# Start of Provided entries
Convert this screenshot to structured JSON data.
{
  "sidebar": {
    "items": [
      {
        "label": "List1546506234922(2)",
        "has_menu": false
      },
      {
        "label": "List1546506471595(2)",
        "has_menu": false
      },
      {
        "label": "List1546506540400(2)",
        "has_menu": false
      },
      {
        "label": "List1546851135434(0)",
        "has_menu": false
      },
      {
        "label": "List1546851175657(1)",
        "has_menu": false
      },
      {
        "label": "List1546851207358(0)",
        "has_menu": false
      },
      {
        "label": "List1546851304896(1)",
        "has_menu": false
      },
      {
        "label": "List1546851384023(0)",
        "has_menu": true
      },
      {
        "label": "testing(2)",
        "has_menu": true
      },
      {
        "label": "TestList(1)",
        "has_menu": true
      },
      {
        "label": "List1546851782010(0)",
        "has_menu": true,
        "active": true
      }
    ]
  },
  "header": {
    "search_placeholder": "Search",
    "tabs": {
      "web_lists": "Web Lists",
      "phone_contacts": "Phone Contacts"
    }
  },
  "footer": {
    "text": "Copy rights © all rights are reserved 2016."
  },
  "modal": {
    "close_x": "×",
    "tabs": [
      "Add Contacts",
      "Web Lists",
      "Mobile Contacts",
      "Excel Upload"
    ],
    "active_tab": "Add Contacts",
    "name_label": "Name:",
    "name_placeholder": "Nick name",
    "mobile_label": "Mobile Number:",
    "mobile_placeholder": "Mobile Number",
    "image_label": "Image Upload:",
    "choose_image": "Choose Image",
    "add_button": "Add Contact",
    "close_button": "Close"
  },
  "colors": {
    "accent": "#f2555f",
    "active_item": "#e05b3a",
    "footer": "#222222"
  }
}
# End of Provided entries
**What is asked:** Retype the entries one by one, exactly.

**Task response:**
Convert this screenshot to structured JSON data.
{
  "sidebar": {
    "items": [
      {
        "label": "List1546506234922(2)",
        "has_menu": false
      },
      {
        "label": "List1546506471595(2)",
        "has_menu": false
      },
      {
        "label": "List1546506540400(2)",
        "has_menu": false
      },
      {
        "label": "List1546851135434(0)",
        "has_menu": false
      },
      {
        "label": "List1546851175657(1)",
        "has_menu": false
      },
      {
        "label": "List1546851207358(0)",
        "has_menu": false
      },
      {
        "label": "List1546851304896(1)",
        "has_menu": false
      },
      {
        "label": "List1546851384023(0)",
        "has_menu": true
      },
      {
        "label": "testing(2)",
        "has_menu": true
      },
      {
        "label": "TestList(1)",
        "has_menu": true
      },
      {
        "label": "List1546851782010(0)",
        "has_menu": true,
        "active": true
      }
    ]
  },
  "header": {
    "search_placeholder": "Search",
    "tabs": {
      "web_lists": "Web Lists",
      "phone_contacts": "Phone Contacts"
    }
  },
  "footer": {
    "text": "Copy rights © all rights are reserved 2016."
  },
  "modal": {
    "close_x": "×",
    "tabs": [
      "Add Contacts",
      "Web Lists",
      "Mobile Contacts",
      "Excel Upload"
    ],
    "active_tab": "Add Contacts",
    "name_label": "Name:",
    "name_placeholder": "Nick name",
    "mobile_label": "Mobile Number:",
    "mobile_placeholder": "Mobile Number",
    "image_label": "Image Upload:",
    "choose_image": "Choose Image",
    "add_button": "Add Contact",
    "close_button": "Close"
  },
  "colors": {
    "accent": "#f2555f",
    "active_item": "#e05b3a",
    "footer": "#222222"
  }
}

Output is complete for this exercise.